Monday, January 14, 2008

The Journey on the "Hound"

The summer night air was beginning to cool as we stood in the bus station parking lot. Diesel fumes filled the air, choking any sweetness that may have been there. My mind was too numb to notice...the air could have been filled with the aroma of beautiful roses and my senses would have been immune. We had waited in Jason's SUV as long as I dared - this was a bus I couldn't afford to miss. I took a hold of Jason and gave him a hug and a love and then looked at Paula. We embraced and I felt the softness of her lips as she kissed me goodbye. The taste of her lips was as I had remembered them. It had been six months since the last time we had any form of intimacy
Jason and Paula looked as numb as I felt. Their eyes were empty, as I'm sure mine were. None of us knew what to expect as I got ready to get on the bus. The last six months had been more than any of us could truly comprehend, but the next thirty-six posed even a greater enigma. PRISON! How can anyone who has never been in trouble, or even known anyone who had been in this kind of trouble, begin to predict what the future was going to hold.

I went into the terminal to pick up my ticket, glancing back as they drove away. They heading in one direction, me in the opposite. There were no tears to choke back...they had dried up months before. My mind kicked into its analytical mode as it often does when I'm not wanting to deal with the emotional situations I find myself in sometimes. The terminal was packed with people. Young. Old. Male. Female. Probably every color was represented. I hurried to the counter to make sure there was room for me on the bus. Even though I had pre-paid and had a confirmation number, I was feeling a little paranoid. My mind kept worrying, "what if I miss the bus or there isn't room for me?" "What will happen if I can't get to the prison by noon in two days? Will they put out an APB for me?" I couldn't let any of that happen. I may have been rude and cut people off getting to the counter, I really don't remember. Too much of that moment is just a haze.

It was getting dark as we finally loaded. Every seat was taken. I didn't have to worry about checking any luggage, all I had was a small backpack that I carried my Bible, a sandwich from Subway and a T-shirt and sweatpants. It fit easily under my seat that was midway back next to the window.

It had been years, almost a lifetime since I had last ridden a Greyhound bus. It was when I was in my early teens and I had gone to Spokane with Mom and my brothers and sister to go Christmas shopping. It seemed exciting then. Not so tonight. The seat wasn't comfortable, and there was no anticipation of what kind of cool presents I could find to buy for my family. I'd been on a lot of other buses in the interim between then and now. All of them school buses as we'd travel from one school to next to compete as I was a high school coach when I was a teacher. This seat felt nearly as uncomfortable as I remembered those had been.

◆ **Supplied material**

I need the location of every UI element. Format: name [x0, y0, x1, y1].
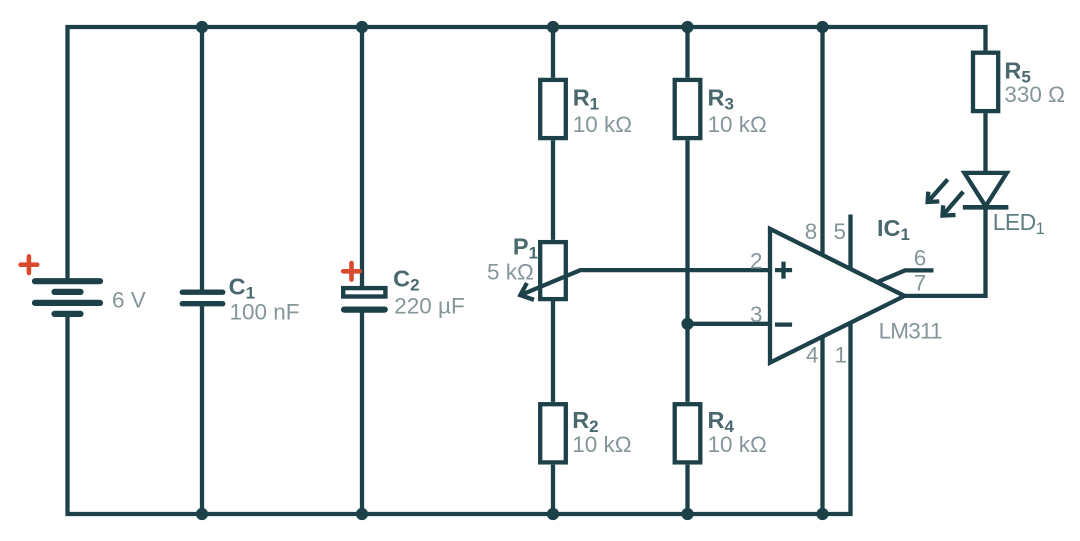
svg-text:6 V: 6 V — [112, 288, 146, 313]
svg-text:4: 4 — [806, 343, 819, 368]
svg-text:1: 1 — [835, 343, 848, 368]
svg-text:330 Ω: 330 Ω — [1004, 82, 1065, 107]
svg-text:10 kΩ: 10 kΩ — [572, 432, 631, 457]
svg-text:5: 5 — [834, 219, 847, 244]
svg-text:5 kΩ: 5 kΩ — [487, 260, 534, 285]
svg-text:10 kΩ: 10 kΩ — [708, 432, 767, 457]
svg-text:10 kΩ: 10 kΩ — [573, 112, 632, 137]
svg-text:2: 2 — [750, 248, 763, 273]
svg-text:8: 8 — [805, 219, 818, 244]
svg-text:3: 3 — [750, 302, 763, 327]
svg-text:10 kΩ: 10 kΩ — [708, 112, 767, 137]
svg-text:7: 7 — [914, 271, 927, 296]
svg-text:100 nF: 100 nF — [230, 299, 300, 324]
svg-text:220 µF: 220 µF — [394, 294, 465, 319]
svg-text:LM311: LM311 — [879, 319, 942, 344]
svg-text:6: 6 — [914, 246, 927, 271]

◆ **Directions**
[a] In the bus journey post, by what time did the narrator have to reach the prison?
[b] What items does the bus journey post say the narrator carried in the small backpack? List every one.
[c] Copy out the passage of the bus journey post starting with "It was getting" and going on through "to the window.".

◆ **Response list**
[a] By noon in two days.

[b]
- A Bible
- A sandwich from Subway
- A T-shirt
- Sweatpants

[c]
It was getting dark as we finally loaded. Every seat was taken. I didn't have to worry about checking any luggage, all I had was a small backpack that I carried my Bible, a sandwich from Subway and a T-shirt and sweatpants. It fit easily under my seat that was midway back next to the window.